Task description:
Write out the complete material exactly as it stands.

Information shown:
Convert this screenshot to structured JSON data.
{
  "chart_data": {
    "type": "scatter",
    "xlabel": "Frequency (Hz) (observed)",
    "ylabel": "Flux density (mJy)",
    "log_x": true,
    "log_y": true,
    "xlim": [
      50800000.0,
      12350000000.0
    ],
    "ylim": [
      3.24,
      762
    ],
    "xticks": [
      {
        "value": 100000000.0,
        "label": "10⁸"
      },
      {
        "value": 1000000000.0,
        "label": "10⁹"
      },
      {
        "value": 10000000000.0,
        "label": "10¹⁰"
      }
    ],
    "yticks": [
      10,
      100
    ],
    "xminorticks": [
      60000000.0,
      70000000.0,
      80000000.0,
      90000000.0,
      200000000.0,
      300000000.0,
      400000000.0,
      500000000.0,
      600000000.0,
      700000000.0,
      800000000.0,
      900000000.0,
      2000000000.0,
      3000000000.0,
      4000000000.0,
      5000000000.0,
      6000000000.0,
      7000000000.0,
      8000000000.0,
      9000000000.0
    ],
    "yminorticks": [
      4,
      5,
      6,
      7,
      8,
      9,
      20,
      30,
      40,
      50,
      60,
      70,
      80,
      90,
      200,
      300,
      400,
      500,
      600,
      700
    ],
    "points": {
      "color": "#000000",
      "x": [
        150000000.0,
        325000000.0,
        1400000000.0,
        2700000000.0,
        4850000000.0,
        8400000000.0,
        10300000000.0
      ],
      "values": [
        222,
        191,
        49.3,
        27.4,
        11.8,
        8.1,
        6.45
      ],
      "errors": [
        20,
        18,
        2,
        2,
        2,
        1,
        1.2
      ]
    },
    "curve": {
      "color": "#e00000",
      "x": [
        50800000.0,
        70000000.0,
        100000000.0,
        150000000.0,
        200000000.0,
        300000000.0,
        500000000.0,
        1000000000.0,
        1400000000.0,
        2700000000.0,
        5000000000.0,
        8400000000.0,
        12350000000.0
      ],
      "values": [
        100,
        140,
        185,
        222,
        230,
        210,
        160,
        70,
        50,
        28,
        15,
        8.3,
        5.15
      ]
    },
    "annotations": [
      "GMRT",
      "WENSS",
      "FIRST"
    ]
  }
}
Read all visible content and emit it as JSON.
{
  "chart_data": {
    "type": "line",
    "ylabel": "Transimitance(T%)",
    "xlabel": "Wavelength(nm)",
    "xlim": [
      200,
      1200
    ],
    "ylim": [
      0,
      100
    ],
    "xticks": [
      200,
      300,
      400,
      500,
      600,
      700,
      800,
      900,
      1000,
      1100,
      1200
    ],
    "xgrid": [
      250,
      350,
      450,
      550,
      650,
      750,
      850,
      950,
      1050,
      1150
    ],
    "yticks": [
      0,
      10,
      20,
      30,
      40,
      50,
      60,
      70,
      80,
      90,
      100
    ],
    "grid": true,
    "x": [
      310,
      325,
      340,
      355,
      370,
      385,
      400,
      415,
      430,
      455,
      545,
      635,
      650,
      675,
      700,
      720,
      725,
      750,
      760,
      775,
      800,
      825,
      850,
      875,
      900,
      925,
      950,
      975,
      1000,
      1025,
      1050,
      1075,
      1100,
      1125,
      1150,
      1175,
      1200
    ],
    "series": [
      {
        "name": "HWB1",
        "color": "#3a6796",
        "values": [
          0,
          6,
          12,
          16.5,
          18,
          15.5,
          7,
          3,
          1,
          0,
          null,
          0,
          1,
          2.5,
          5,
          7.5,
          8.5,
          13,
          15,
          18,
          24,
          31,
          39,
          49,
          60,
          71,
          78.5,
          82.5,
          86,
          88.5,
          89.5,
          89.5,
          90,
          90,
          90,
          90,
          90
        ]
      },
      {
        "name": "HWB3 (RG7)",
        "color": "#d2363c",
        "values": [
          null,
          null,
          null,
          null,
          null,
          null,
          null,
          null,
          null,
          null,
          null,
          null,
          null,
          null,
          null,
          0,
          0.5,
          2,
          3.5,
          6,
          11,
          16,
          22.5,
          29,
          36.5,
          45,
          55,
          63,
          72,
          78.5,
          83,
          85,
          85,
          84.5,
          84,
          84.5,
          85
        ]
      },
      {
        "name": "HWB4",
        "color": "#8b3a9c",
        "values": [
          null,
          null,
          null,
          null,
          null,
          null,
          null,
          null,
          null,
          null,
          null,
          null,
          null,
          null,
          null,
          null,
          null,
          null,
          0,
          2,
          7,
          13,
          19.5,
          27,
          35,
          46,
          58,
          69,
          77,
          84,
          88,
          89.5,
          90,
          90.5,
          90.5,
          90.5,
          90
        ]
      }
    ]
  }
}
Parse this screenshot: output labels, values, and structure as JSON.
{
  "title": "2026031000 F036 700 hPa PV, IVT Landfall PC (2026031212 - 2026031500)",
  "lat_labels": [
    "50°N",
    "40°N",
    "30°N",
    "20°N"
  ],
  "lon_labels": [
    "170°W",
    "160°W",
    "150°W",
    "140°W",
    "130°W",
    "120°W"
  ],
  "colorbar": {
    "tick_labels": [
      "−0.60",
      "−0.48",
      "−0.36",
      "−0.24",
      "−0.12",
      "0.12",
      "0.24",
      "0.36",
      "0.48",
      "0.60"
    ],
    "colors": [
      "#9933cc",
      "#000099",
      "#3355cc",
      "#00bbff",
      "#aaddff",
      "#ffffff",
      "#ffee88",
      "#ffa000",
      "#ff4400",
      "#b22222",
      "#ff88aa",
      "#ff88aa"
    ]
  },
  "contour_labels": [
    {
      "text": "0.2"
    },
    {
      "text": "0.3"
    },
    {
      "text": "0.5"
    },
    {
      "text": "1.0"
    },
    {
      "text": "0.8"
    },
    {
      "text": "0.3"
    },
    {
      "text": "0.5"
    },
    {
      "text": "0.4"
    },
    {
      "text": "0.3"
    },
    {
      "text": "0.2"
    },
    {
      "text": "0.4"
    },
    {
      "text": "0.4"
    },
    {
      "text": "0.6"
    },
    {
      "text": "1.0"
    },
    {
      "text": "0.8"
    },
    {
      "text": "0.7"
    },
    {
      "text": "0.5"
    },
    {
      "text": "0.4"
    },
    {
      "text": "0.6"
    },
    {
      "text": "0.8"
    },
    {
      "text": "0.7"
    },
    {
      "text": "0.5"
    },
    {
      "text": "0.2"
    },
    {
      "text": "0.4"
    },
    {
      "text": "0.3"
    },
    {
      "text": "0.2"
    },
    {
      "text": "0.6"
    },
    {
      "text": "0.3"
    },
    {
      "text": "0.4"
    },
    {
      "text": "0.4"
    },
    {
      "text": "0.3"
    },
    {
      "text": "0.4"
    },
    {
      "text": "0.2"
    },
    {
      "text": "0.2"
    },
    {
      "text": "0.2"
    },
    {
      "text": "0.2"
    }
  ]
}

Exercise output:
Convert this screenshot to structured JSON data.
{
  "chart_data": {
    "type": "scatter",
    "xlabel": "Frequency (Hz) (observed)",
    "ylabel": "Flux density (mJy)",
    "log_x": true,
    "log_y": true,
    "xlim": [
      50800000.0,
      12350000000.0
    ],
    "ylim": [
      3.24,
      762
    ],
    "xticks": [
      {
        "value": 100000000.0,
        "label": "10⁸"
      },
      {
        "value": 1000000000.0,
        "label": "10⁹"
      },
      {
        "value": 10000000000.0,
        "label": "10¹⁰"
      }
    ],
    "yticks": [
      10,
      100
    ],
    "xminorticks": [
      60000000.0,
      70000000.0,
      80000000.0,
      90000000.0,
      200000000.0,
      300000000.0,
      400000000.0,
      500000000.0,
      600000000.0,
      700000000.0,
      800000000.0,
      900000000.0,
      2000000000.0,
      3000000000.0,
      4000000000.0,
      5000000000.0,
      6000000000.0,
      7000000000.0,
      8000000000.0,
      9000000000.0
    ],
    "yminorticks": [
      4,
      5,
      6,
      7,
      8,
      9,
      20,
      30,
      40,
      50,
      60,
      70,
      80,
      90,
      200,
      300,
      400,
      500,
      600,
      700
    ],
    "points": {
      "color": "#000000",
      "x": [
        150000000.0,
        325000000.0,
        1400000000.0,
        2700000000.0,
        4850000000.0,
        8400000000.0,
        10300000000.0
      ],
      "values": [
        222,
        191,
        49.3,
        27.4,
        11.8,
        8.1,
        6.45
      ],
      "errors": [
        20,
        18,
        2,
        2,
        2,
        1,
        1.2
      ]
    },
    "curve": {
      "color": "#e00000",
      "x": [
        50800000.0,
        70000000.0,
        100000000.0,
        150000000.0,
        200000000.0,
        300000000.0,
        500000000.0,
        1000000000.0,
        1400000000.0,
        2700000000.0,
        5000000000.0,
        8400000000.0,
        12350000000.0
      ],
      "values": [
        100,
        140,
        185,
        222,
        230,
        210,
        160,
        70,
        50,
        28,
        15,
        8.3,
        5.15
      ]
    },
    "annotations": [
      "GMRT",
      "WENSS",
      "FIRST"
    ]
  }
}
Read all visible content and emit it as JSON.
{
  "chart_data": {
    "type": "line",
    "ylabel": "Transimitance(T%)",
    "xlabel": "Wavelength(nm)",
    "xlim": [
      200,
      1200
    ],
    "ylim": [
      0,
      100
    ],
    "xticks": [
      200,
      300,
      400,
      500,
      600,
      700,
      800,
      900,
      1000,
      1100,
      1200
    ],
    "xgrid": [
      250,
      350,
      450,
      550,
      650,
      750,
      850,
      950,
      1050,
      1150
    ],
    "yticks": [
      0,
      10,
      20,
      30,
      40,
      50,
      60,
      70,
      80,
      90,
      100
    ],
    "grid": true,
    "x": [
      310,
      325,
      340,
      355,
      370,
      385,
      400,
      415,
      430,
      455,
      545,
      635,
      650,
      675,
      700,
      720,
      725,
      750,
      760,
      775,
      800,
      825,
      850,
      875,
      900,
      925,
      950,
      975,
      1000,
      1025,
      1050,
      1075,
      1100,
      1125,
      1150,
      1175,
      1200
    ],
    "series": [
      {
        "name": "HWB1",
        "color": "#3a6796",
        "values": [
          0,
          6,
          12,
          16.5,
          18,
          15.5,
          7,
          3,
          1,
          0,
          null,
          0,
          1,
          2.5,
          5,
          7.5,
          8.5,
          13,
          15,
          18,
          24,
          31,
          39,
          49,
          60,
          71,
          78.5,
          82.5,
          86,
          88.5,
          89.5,
          89.5,
          90,
          90,
          90,
          90,
          90
        ]
      },
      {
        "name": "HWB3 (RG7)",
        "color": "#d2363c",
        "values": [
          null,
          null,
          null,
          null,
          null,
          null,
          null,
          null,
          null,
          null,
          null,
          null,
          null,
          null,
          null,
          0,
          0.5,
          2,
          3.5,
          6,
          11,
          16,
          22.5,
          29,
          36.5,
          45,
          55,
          63,
          72,
          78.5,
          83,
          85,
          85,
          84.5,
          84,
          84.5,
          85
        ]
      },
      {
        "name": "HWB4",
        "color": "#8b3a9c",
        "values": [
          null,
          null,
          null,
          null,
          null,
          null,
          null,
          null,
          null,
          null,
          null,
          null,
          null,
          null,
          null,
          null,
          null,
          null,
          0,
          2,
          7,
          13,
          19.5,
          27,
          35,
          46,
          58,
          69,
          77,
          84,
          88,
          89.5,
          90,
          90.5,
          90.5,
          90.5,
          90
        ]
      }
    ]
  }
}
Parse this screenshot: output labels, values, and structure as JSON.
{
  "title": "2026031000 F036 700 hPa PV, IVT Landfall PC (2026031212 - 2026031500)",
  "lat_labels": [
    "50°N",
    "40°N",
    "30°N",
    "20°N"
  ],
  "lon_labels": [
    "170°W",
    "160°W",
    "150°W",
    "140°W",
    "130°W",
    "120°W"
  ],
  "colorbar": {
    "tick_labels": [
      "−0.60",
      "−0.48",
      "−0.36",
      "−0.24",
      "−0.12",
      "0.12",
      "0.24",
      "0.36",
      "0.48",
      "0.60"
    ],
    "colors": [
      "#9933cc",
      "#000099",
      "#3355cc",
      "#00bbff",
      "#aaddff",
      "#ffffff",
      "#ffee88",
      "#ffa000",
      "#ff4400",
      "#b22222",
      "#ff88aa",
      "#ff88aa"
    ]
  },
  "contour_labels": [
    {
      "text": "0.2"
    },
    {
      "text": "0.3"
    },
    {
      "text": "0.5"
    },
    {
      "text": "1.0"
    },
    {
      "text": "0.8"
    },
    {
      "text": "0.3"
    },
    {
      "text": "0.5"
    },
    {
      "text": "0.4"
    },
    {
      "text": "0.3"
    },
    {
      "text": "0.2"
    },
    {
      "text": "0.4"
    },
    {
      "text": "0.4"
    },
    {
      "text": "0.6"
    },
    {
      "text": "1.0"
    },
    {
      "text": "0.8"
    },
    {
      "text": "0.7"
    },
    {
      "text": "0.5"
    },
    {
      "text": "0.4"
    },
    {
      "text": "0.6"
    },
    {
      "text": "0.8"
    },
    {
      "text": "0.7"
    },
    {
      "text": "0.5"
    },
    {
      "text": "0.2"
    },
    {
      "text": "0.4"
    },
    {
      "text": "0.3"
    },
    {
      "text": "0.2"
    },
    {
      "text": "0.6"
    },
    {
      "text": "0.3"
    },
    {
      "text": "0.4"
    },
    {
      "text": "0.4"
    },
    {
      "text": "0.3"
    },
    {
      "text": "0.4"
    },
    {
      "text": "0.2"
    },
    {
      "text": "0.2"
    },
    {
      "text": "0.2"
    },
    {
      "text": "0.2"
    }
  ]
}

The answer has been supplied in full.